(Part of a data file)
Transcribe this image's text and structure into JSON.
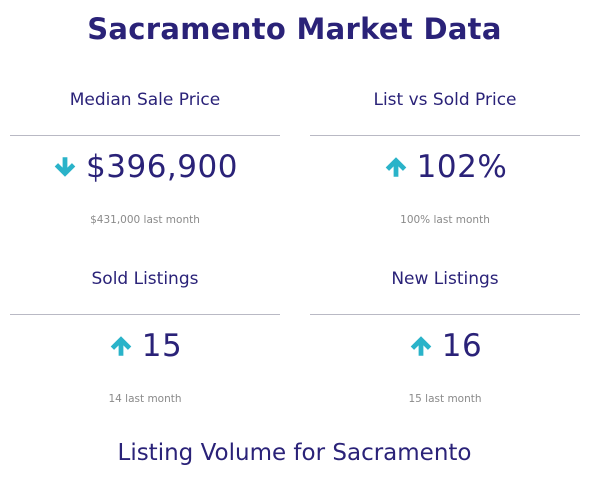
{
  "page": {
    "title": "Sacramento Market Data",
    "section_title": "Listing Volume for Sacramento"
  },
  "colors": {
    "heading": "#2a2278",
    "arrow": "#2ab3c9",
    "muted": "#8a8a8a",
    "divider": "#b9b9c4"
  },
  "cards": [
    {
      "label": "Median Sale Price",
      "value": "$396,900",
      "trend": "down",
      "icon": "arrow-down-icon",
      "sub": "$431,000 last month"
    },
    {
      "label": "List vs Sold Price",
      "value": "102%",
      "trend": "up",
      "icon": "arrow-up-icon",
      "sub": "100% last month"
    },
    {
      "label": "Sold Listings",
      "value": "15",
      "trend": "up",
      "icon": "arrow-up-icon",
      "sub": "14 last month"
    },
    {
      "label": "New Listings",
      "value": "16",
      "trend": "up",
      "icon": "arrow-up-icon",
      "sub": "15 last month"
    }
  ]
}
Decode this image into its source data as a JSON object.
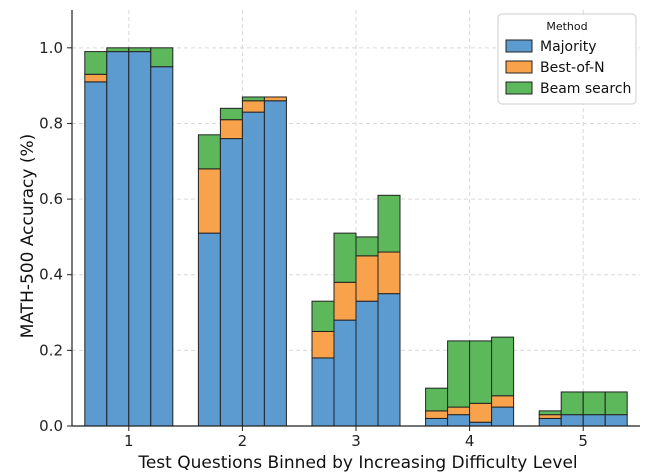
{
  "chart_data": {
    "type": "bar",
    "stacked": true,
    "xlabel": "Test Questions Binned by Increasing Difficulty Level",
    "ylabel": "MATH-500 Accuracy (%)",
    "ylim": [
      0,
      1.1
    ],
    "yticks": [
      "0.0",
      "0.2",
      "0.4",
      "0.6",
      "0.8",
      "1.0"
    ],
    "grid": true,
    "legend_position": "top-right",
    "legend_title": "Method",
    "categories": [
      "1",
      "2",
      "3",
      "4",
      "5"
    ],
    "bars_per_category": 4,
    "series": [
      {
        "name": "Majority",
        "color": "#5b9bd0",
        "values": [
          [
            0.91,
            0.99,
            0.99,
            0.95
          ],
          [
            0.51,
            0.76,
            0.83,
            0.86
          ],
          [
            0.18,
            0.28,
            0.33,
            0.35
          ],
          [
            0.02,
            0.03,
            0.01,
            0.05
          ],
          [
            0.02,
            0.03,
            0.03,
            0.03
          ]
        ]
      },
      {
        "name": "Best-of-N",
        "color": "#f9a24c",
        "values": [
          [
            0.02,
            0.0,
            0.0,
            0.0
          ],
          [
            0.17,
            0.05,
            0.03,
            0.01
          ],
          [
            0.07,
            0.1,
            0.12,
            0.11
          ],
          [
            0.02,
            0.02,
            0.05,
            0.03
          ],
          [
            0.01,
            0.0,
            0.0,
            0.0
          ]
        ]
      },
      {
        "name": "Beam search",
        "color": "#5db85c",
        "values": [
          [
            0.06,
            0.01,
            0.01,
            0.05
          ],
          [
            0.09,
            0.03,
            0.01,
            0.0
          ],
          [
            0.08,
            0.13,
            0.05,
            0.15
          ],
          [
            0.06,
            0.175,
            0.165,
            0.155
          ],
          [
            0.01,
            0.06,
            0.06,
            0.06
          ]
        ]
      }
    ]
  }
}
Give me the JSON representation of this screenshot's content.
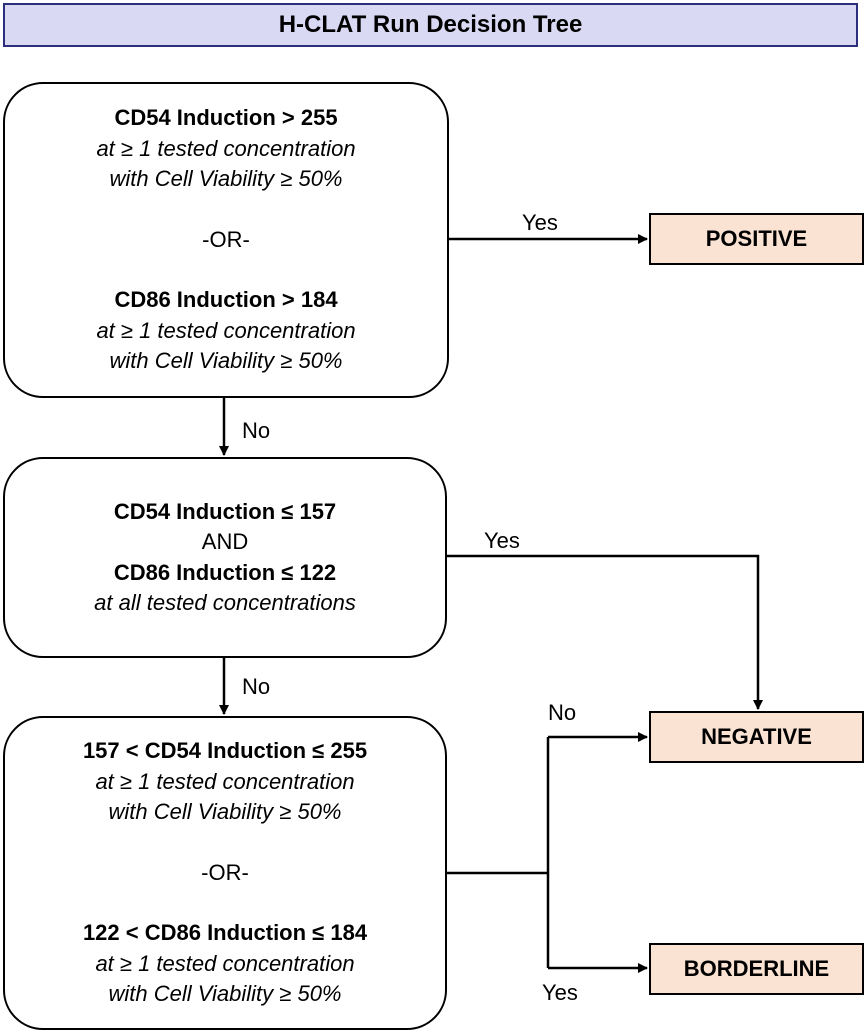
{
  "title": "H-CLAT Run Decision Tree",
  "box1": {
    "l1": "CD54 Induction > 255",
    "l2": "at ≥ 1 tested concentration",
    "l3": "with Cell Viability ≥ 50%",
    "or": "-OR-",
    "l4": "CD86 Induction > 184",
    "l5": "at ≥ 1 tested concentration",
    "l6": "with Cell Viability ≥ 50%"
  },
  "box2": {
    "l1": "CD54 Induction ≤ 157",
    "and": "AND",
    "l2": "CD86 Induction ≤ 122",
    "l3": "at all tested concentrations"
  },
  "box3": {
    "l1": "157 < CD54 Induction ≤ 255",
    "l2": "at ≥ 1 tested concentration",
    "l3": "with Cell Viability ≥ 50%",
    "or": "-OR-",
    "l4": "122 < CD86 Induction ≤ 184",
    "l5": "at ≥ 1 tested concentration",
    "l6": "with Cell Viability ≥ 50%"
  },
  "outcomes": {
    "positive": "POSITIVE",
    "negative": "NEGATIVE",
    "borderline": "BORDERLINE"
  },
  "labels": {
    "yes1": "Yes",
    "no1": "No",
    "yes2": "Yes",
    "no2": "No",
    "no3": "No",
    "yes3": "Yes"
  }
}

• Exercise prompt
Without the pictures, return the entries exactly as they appear.

• Answer to this exercise
Transcribe this image's text and structure into JSON.
{
  "page": {
    "title": "Sacramento Market Data",
    "section_title": "Listing Volume for Sacramento"
  },
  "colors": {
    "heading": "#2a2278",
    "arrow": "#2ab3c9",
    "muted": "#8a8a8a",
    "divider": "#b9b9c4"
  },
  "cards": [
    {
      "label": "Median Sale Price",
      "value": "$396,900",
      "trend": "down",
      "icon": "arrow-down-icon",
      "sub": "$431,000 last month"
    },
    {
      "label": "List vs Sold Price",
      "value": "102%",
      "trend": "up",
      "icon": "arrow-up-icon",
      "sub": "100% last month"
    },
    {
      "label": "Sold Listings",
      "value": "15",
      "trend": "up",
      "icon": "arrow-up-icon",
      "sub": "14 last month"
    },
    {
      "label": "New Listings",
      "value": "16",
      "trend": "up",
      "icon": "arrow-up-icon",
      "sub": "15 last month"
    }
  ]
}
Decode this image into its source data as a JSON object.
{
  "chart_data": {
    "type": "bar",
    "stacked": true,
    "xlabel": "Test Questions Binned by Increasing Difficulty Level",
    "ylabel": "MATH-500 Accuracy (%)",
    "ylim": [
      0,
      1.1
    ],
    "yticks": [
      "0.0",
      "0.2",
      "0.4",
      "0.6",
      "0.8",
      "1.0"
    ],
    "grid": true,
    "legend_position": "top-right",
    "legend_title": "Method",
    "categories": [
      "1",
      "2",
      "3",
      "4",
      "5"
    ],
    "bars_per_category": 4,
    "series": [
      {
        "name": "Majority",
        "color": "#5b9bd0",
        "values": [
          [
            0.91,
            0.99,
            0.99,
            0.95
          ],
          [
            0.51,
            0.76,
            0.83,
            0.86
          ],
          [
            0.18,
            0.28,
            0.33,
            0.35
          ],
          [
            0.02,
            0.03,
            0.01,
            0.05
          ],
          [
            0.02,
            0.03,
            0.03,
            0.03
          ]
        ]
      },
      {
        "name": "Best-of-N",
        "color": "#f9a24c",
        "values": [
          [
            0.02,
            0.0,
            0.0,
            0.0
          ],
          [
            0.17,
            0.05,
            0.03,
            0.01
          ],
          [
            0.07,
            0.1,
            0.12,
            0.11
          ],
          [
            0.02,
            0.02,
            0.05,
            0.03
          ],
          [
            0.01,
            0.0,
            0.0,
            0.0
          ]
        ]
      },
      {
        "name": "Beam search",
        "color": "#5db85c",
        "values": [
          [
            0.06,
            0.01,
            0.01,
            0.05
          ],
          [
            0.09,
            0.03,
            0.01,
            0.0
          ],
          [
            0.08,
            0.13,
            0.05,
            0.15
          ],
          [
            0.06,
            0.175,
            0.165,
            0.155
          ],
          [
            0.01,
            0.06,
            0.06,
            0.06
          ]
        ]
      }
    ]
  }
}
Give me the JSON representation of this screenshot's content.
{
  "title": "H-CLAT Run Decision Tree",
  "box1": {
    "l1": "CD54 Induction > 255",
    "l2": "at ≥ 1 tested concentration",
    "l3": "with Cell Viability ≥ 50%",
    "or": "-OR-",
    "l4": "CD86 Induction > 184",
    "l5": "at ≥ 1 tested concentration",
    "l6": "with Cell Viability ≥ 50%"
  },
  "box2": {
    "l1": "CD54 Induction ≤ 157",
    "and": "AND",
    "l2": "CD86 Induction ≤ 122",
    "l3": "at all tested concentrations"
  },
  "box3": {
    "l1": "157 < CD54 Induction ≤ 255",
    "l2": "at ≥ 1 tested concentration",
    "l3": "with Cell Viability ≥ 50%",
    "or": "-OR-",
    "l4": "122 < CD86 Induction ≤ 184",
    "l5": "at ≥ 1 tested concentration",
    "l6": "with Cell Viability ≥ 50%"
  },
  "outcomes": {
    "positive": "POSITIVE",
    "negative": "NEGATIVE",
    "borderline": "BORDERLINE"
  },
  "labels": {
    "yes1": "Yes",
    "no1": "No",
    "yes2": "Yes",
    "no2": "No",
    "no3": "No",
    "yes3": "Yes"
  }
}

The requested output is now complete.